EXERCISE GOAL. Rewrite the records from the line with "connection-circle-icon[interactable] (820, 187, 831, 198)" to the line with "editor-options-icon[interactable] (511, 16, 533, 36)", putting "breadcrumb-text" wherever "breadcrumb-label" appears and leaving everything else unchanged.

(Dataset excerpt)
+---+

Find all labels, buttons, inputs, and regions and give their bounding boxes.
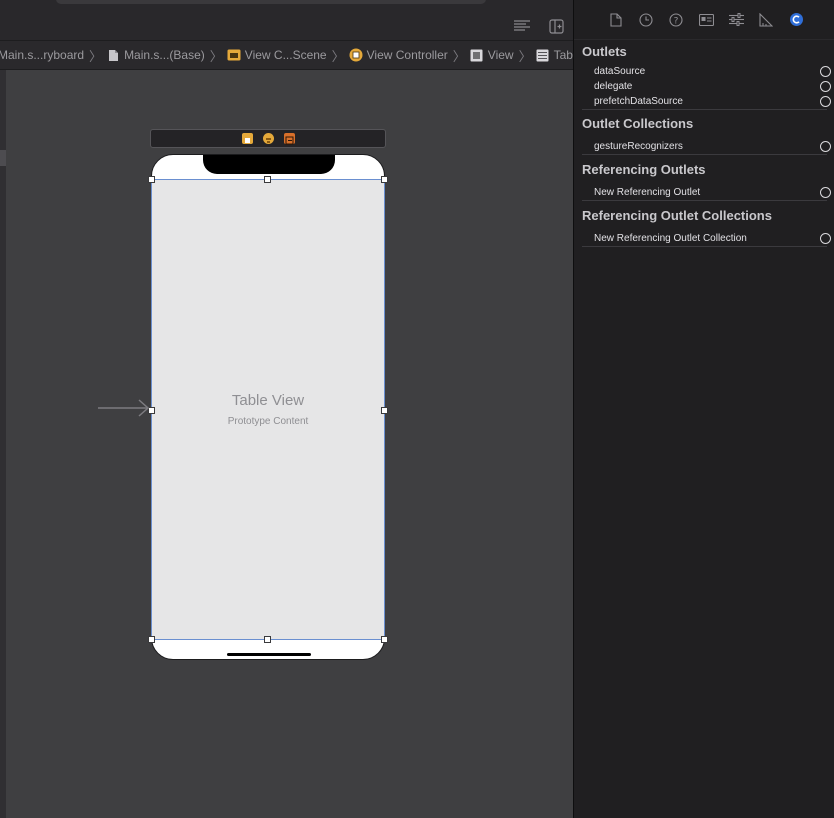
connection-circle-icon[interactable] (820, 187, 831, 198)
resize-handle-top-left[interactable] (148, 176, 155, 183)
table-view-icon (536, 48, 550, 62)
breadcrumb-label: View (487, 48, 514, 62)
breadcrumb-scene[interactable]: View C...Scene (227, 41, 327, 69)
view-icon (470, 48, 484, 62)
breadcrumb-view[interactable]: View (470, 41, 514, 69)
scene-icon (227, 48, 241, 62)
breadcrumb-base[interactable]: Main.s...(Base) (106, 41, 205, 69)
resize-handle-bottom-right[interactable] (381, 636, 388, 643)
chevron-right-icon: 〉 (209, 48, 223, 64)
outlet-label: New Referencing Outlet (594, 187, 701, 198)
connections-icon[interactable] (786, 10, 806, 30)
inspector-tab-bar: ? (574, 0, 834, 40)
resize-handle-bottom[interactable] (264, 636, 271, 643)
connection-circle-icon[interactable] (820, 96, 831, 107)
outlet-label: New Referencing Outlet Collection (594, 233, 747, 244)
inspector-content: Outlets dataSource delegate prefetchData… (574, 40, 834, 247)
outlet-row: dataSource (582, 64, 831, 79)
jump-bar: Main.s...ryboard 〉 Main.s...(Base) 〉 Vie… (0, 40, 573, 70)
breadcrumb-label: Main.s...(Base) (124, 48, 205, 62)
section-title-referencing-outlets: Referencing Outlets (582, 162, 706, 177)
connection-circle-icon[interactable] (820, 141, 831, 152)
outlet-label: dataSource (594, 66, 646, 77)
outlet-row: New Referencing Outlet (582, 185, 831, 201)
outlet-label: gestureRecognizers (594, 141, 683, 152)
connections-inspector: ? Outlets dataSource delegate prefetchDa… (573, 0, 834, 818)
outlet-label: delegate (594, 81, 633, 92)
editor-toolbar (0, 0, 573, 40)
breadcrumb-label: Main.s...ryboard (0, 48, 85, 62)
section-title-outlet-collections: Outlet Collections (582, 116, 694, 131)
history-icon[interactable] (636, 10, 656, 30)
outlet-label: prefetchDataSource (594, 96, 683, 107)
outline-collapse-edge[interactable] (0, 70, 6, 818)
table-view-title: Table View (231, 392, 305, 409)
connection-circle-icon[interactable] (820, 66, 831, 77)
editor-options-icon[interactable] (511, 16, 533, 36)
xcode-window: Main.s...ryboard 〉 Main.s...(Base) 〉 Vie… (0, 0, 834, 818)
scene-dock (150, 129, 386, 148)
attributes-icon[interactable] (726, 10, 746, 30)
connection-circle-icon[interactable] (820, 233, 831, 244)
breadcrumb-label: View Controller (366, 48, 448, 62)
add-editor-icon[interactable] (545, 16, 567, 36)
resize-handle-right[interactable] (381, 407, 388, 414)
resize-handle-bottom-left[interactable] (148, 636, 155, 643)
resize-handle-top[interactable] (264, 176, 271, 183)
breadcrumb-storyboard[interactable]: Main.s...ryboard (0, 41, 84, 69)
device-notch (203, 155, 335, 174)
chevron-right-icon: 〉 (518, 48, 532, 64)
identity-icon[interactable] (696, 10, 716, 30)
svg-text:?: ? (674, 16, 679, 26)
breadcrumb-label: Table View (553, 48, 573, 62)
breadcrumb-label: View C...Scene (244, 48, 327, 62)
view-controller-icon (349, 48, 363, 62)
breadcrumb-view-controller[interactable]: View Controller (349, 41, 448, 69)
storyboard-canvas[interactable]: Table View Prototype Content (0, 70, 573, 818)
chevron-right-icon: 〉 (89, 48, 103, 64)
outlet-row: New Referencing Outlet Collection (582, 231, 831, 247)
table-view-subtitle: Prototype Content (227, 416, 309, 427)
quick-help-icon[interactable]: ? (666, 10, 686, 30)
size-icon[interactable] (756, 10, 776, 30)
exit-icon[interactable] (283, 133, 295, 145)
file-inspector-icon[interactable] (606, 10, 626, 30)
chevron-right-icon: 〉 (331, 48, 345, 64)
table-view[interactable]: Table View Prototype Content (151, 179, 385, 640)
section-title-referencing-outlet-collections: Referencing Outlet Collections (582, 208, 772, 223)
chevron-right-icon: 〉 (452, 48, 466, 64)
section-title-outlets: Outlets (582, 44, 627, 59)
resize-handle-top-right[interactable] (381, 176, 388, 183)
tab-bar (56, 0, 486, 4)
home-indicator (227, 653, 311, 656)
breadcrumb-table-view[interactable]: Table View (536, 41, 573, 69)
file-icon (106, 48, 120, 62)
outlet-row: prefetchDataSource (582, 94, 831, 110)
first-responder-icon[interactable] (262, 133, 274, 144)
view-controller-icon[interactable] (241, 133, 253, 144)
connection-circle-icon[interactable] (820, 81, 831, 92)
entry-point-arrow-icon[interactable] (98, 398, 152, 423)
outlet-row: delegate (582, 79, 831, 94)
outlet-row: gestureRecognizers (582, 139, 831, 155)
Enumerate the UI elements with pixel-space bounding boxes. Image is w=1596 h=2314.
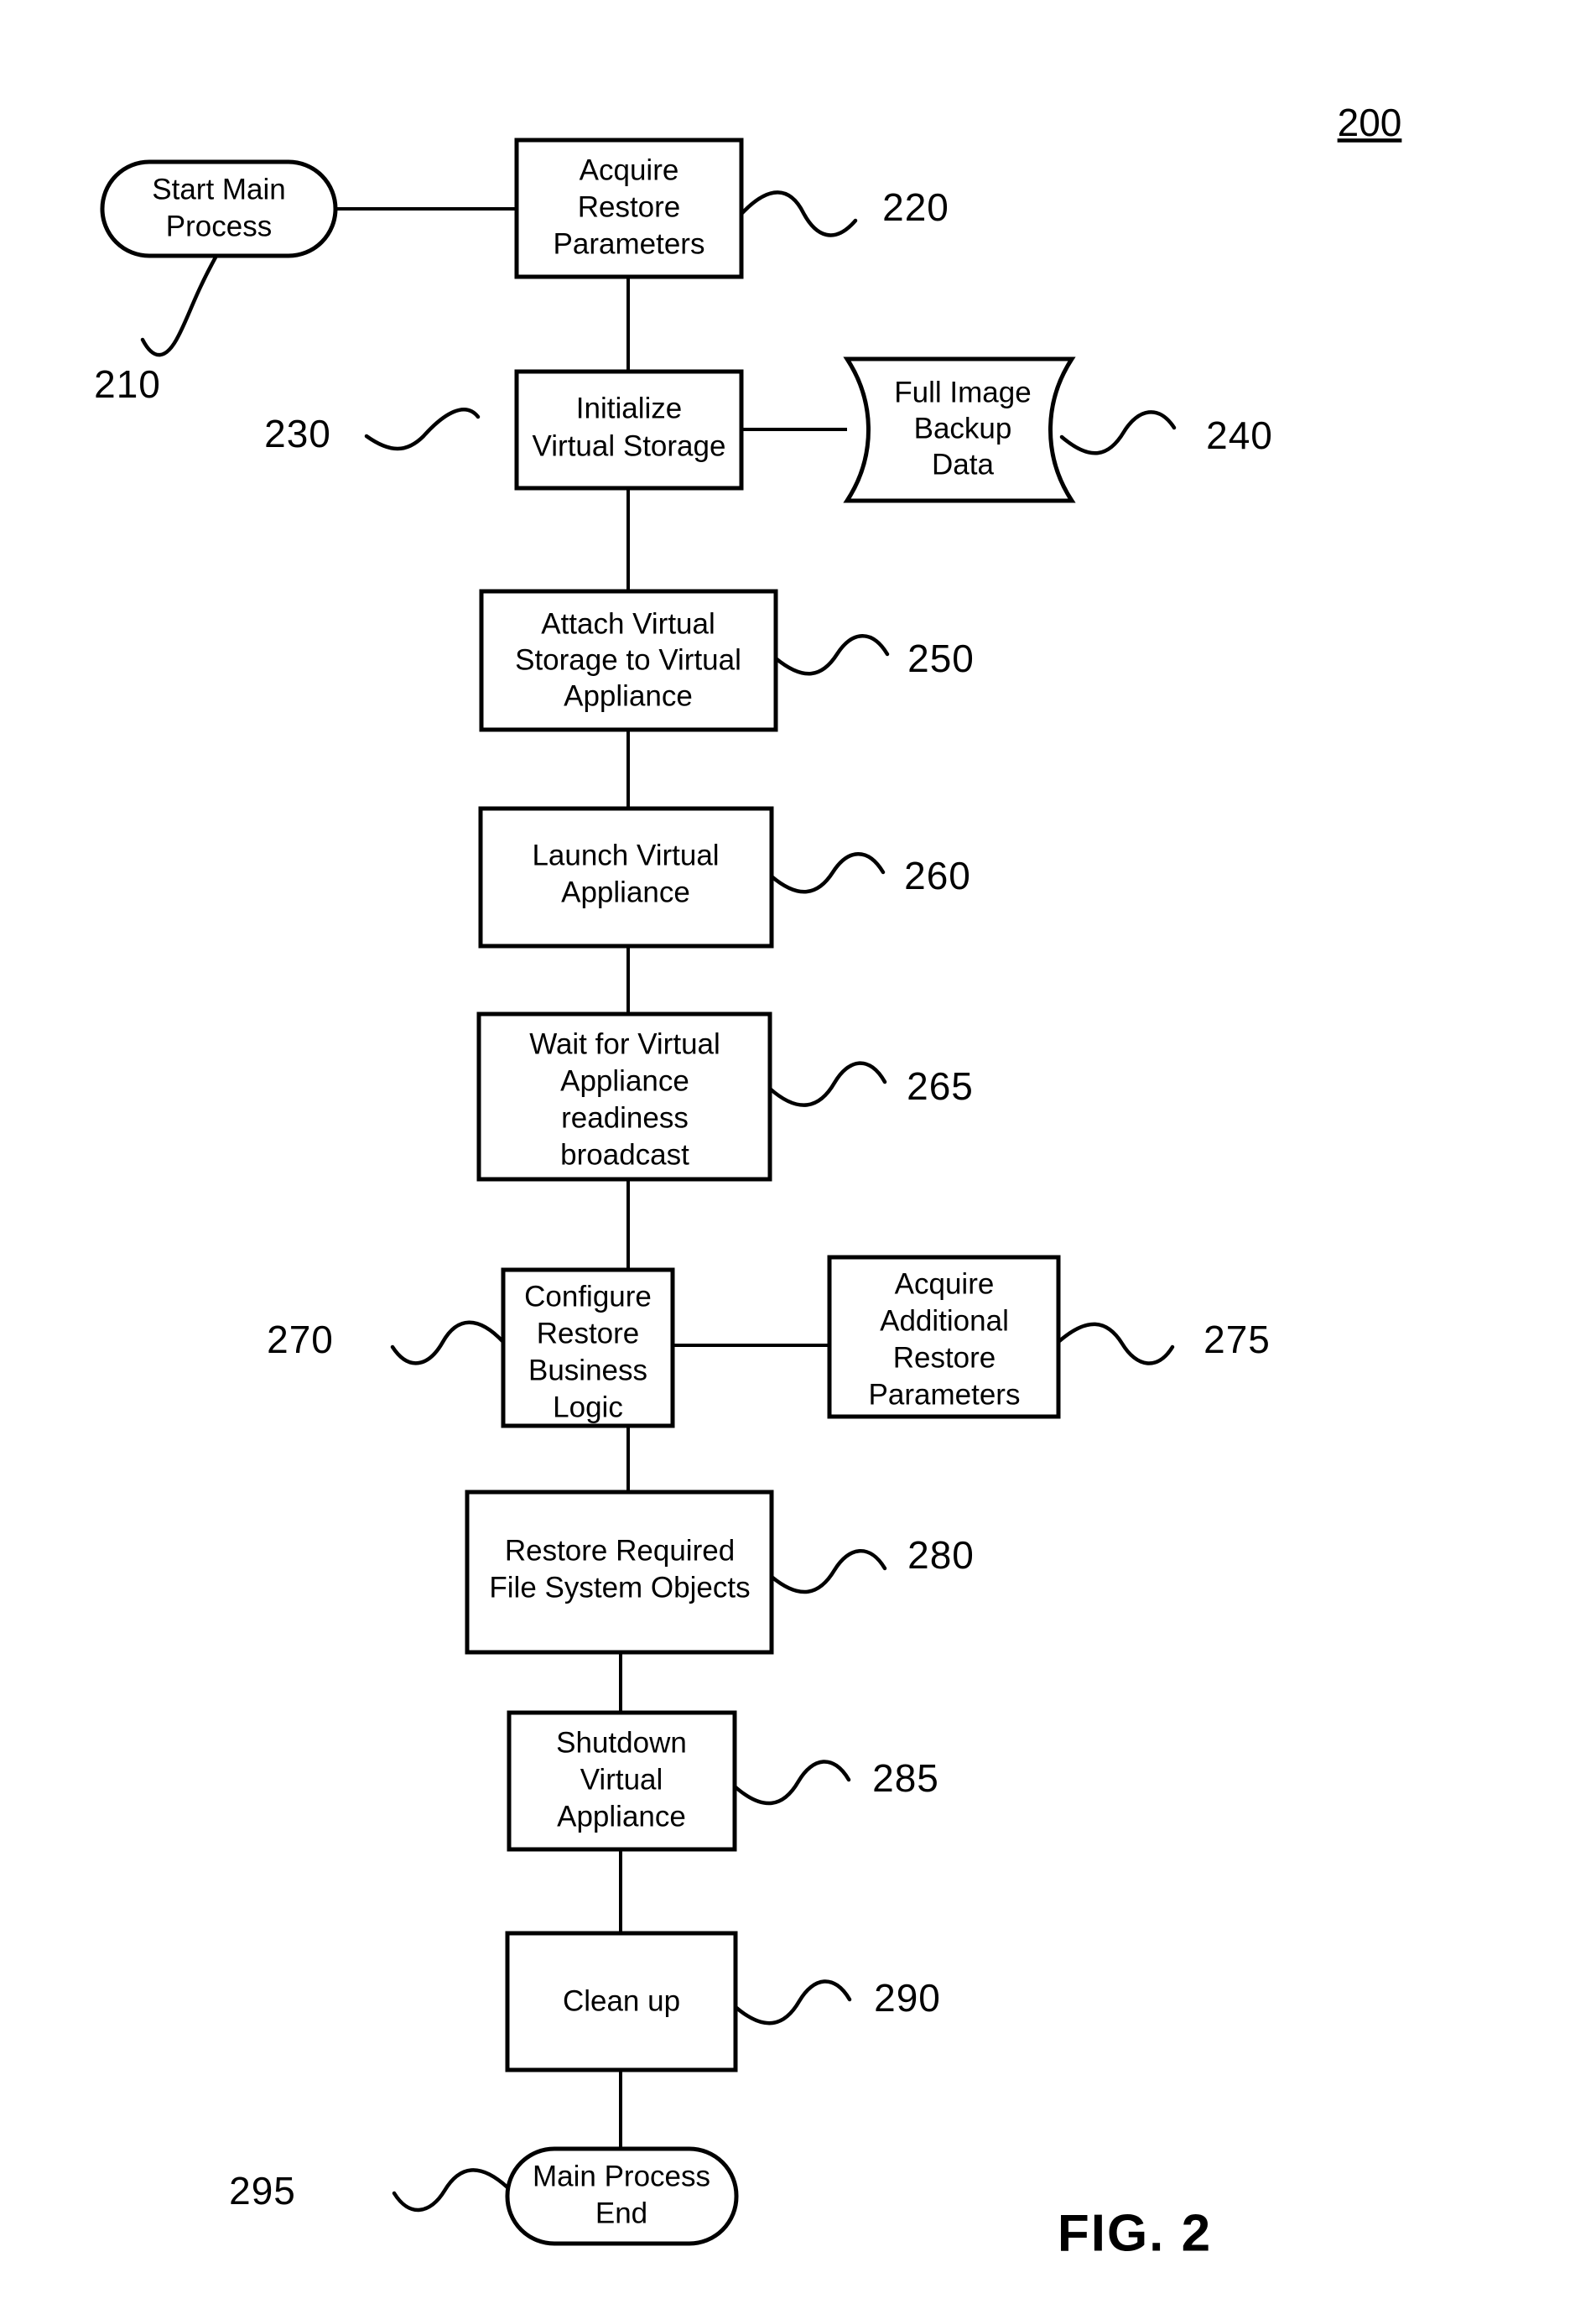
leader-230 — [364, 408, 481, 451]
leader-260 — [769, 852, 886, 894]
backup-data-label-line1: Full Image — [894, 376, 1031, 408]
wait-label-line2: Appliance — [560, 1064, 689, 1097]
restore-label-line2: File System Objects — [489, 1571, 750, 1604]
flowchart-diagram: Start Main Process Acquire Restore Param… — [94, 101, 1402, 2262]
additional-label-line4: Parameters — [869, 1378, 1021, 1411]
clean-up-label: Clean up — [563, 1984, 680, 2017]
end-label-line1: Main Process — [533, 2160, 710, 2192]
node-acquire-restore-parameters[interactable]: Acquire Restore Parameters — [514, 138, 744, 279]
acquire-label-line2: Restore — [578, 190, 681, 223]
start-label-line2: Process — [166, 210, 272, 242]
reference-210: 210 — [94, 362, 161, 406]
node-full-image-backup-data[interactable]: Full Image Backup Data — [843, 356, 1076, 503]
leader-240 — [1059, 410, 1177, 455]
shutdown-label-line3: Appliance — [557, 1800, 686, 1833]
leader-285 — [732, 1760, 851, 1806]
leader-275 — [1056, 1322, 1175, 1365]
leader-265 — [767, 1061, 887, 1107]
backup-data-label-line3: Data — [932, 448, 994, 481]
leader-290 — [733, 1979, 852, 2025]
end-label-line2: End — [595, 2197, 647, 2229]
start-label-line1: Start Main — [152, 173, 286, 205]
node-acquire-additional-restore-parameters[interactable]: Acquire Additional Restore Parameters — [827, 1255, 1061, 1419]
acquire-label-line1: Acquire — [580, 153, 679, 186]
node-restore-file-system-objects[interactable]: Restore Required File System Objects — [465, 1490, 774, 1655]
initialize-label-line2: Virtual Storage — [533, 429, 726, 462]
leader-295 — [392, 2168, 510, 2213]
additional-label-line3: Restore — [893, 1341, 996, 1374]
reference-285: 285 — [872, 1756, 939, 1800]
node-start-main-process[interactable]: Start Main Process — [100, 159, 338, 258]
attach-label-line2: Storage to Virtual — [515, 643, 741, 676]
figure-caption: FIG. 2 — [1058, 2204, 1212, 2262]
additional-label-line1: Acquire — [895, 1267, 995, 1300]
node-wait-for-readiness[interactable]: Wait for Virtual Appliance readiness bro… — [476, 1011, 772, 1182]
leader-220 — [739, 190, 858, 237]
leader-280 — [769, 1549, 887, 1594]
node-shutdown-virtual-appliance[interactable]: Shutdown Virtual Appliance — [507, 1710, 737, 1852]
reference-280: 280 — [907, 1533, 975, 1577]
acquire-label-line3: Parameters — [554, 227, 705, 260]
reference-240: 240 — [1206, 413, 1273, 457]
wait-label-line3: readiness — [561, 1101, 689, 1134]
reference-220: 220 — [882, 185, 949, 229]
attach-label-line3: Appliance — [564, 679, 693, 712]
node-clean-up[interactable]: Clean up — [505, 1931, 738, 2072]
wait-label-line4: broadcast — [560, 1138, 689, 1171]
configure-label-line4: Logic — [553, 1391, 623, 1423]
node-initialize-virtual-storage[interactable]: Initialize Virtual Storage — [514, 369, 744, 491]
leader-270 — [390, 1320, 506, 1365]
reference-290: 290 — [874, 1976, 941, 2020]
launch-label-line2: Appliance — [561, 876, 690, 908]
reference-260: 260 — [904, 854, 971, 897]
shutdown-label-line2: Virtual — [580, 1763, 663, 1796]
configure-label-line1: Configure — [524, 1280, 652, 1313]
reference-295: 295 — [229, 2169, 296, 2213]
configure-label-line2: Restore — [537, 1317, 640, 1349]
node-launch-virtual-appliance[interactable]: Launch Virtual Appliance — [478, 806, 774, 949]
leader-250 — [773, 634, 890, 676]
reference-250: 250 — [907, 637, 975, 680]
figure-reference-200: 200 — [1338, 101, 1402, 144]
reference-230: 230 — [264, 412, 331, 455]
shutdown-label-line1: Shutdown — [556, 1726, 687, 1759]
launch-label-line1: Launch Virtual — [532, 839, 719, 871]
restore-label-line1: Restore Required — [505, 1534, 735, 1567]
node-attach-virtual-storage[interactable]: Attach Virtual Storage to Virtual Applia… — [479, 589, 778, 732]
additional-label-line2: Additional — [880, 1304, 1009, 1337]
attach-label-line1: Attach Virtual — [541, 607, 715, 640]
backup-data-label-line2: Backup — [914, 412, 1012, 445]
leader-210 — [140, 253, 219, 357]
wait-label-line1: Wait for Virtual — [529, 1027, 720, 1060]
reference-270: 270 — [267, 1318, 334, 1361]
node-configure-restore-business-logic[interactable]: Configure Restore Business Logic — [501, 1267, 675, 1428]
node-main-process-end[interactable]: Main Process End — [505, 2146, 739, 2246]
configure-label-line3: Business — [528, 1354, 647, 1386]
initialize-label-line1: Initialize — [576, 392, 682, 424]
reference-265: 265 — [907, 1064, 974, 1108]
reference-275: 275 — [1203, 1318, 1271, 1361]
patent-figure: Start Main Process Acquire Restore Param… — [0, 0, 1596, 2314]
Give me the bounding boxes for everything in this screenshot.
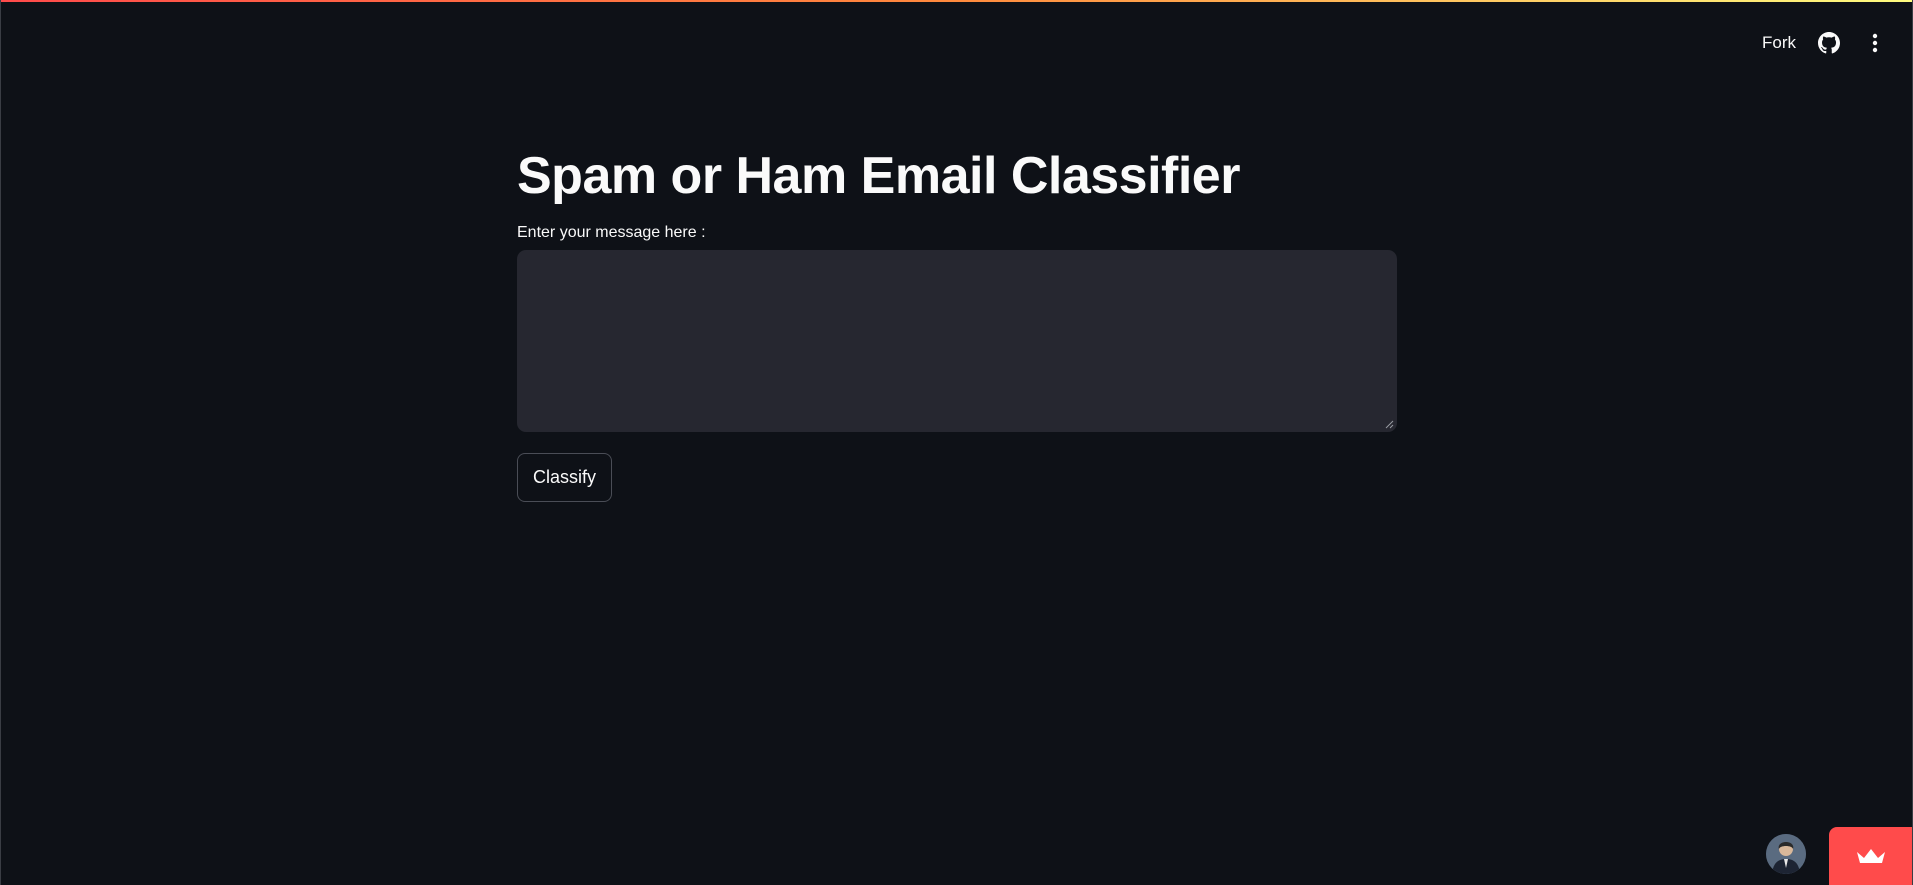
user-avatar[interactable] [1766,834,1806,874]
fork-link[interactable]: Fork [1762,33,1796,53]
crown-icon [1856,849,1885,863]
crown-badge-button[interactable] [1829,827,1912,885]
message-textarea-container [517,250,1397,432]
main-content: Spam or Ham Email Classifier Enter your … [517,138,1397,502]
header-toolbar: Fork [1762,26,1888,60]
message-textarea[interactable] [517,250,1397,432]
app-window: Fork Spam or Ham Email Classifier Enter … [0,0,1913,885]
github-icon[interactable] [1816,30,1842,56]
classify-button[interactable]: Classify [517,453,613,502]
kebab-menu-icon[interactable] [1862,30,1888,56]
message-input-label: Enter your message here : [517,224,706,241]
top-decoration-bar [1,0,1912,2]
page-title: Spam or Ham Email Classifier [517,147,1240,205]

+---+

SOLUTION TO THE EXERCISE.
connection-circle-icon[interactable] (820, 187, 831, 198)
resize-handle-top-left[interactable] (148, 176, 155, 183)
table-view-icon (536, 48, 550, 62)
breadcrumb-text: View (487, 48, 514, 62)
breadcrumb-scene[interactable]: View C...Scene (227, 41, 327, 69)
view-icon (470, 48, 484, 62)
breadcrumb-view[interactable]: View (470, 41, 514, 69)
scene-icon (227, 48, 241, 62)
breadcrumb-base[interactable]: Main.s...(Base) (106, 41, 205, 69)
resize-handle-bottom-right[interactable] (381, 636, 388, 643)
chevron-right-icon: 〉 (209, 48, 223, 64)
outlet-label: New Referencing Outlet (594, 187, 701, 198)
connections-icon[interactable] (786, 10, 806, 30)
inspector-tab-bar: ? (574, 0, 834, 40)
resize-handle-bottom[interactable] (264, 636, 271, 643)
connection-circle-icon[interactable] (820, 96, 831, 107)
outlet-label: New Referencing Outlet Collection (594, 233, 747, 244)
inspector-content: Outlets dataSource delegate prefetchData… (574, 40, 834, 247)
outlet-row: dataSource (582, 64, 831, 79)
jump-bar: Main.s...ryboard 〉 Main.s...(Base) 〉 Vie… (0, 40, 573, 70)
breadcrumb-text: Main.s...(Base) (124, 48, 205, 62)
section-title-referencing-outlets: Referencing Outlets (582, 162, 706, 177)
connection-circle-icon[interactable] (820, 141, 831, 152)
outlet-label: dataSource (594, 66, 646, 77)
outlet-row: New Referencing Outlet (582, 185, 831, 201)
outlet-label: gestureRecognizers (594, 141, 683, 152)
connections-inspector: ? Outlets dataSource delegate prefetchDa… (573, 0, 834, 818)
outlet-label: delegate (594, 81, 633, 92)
editor-toolbar (0, 0, 573, 40)
breadcrumb-text: Main.s...ryboard (0, 48, 85, 62)
section-title-outlet-collections: Outlet Collections (582, 116, 694, 131)
history-icon[interactable] (636, 10, 656, 30)
outlet-label: prefetchDataSource (594, 96, 683, 107)
outline-collapse-edge[interactable] (0, 70, 6, 818)
table-view-title: Table View (231, 392, 305, 409)
connection-circle-icon[interactable] (820, 66, 831, 77)
editor-options-icon[interactable] (511, 16, 533, 36)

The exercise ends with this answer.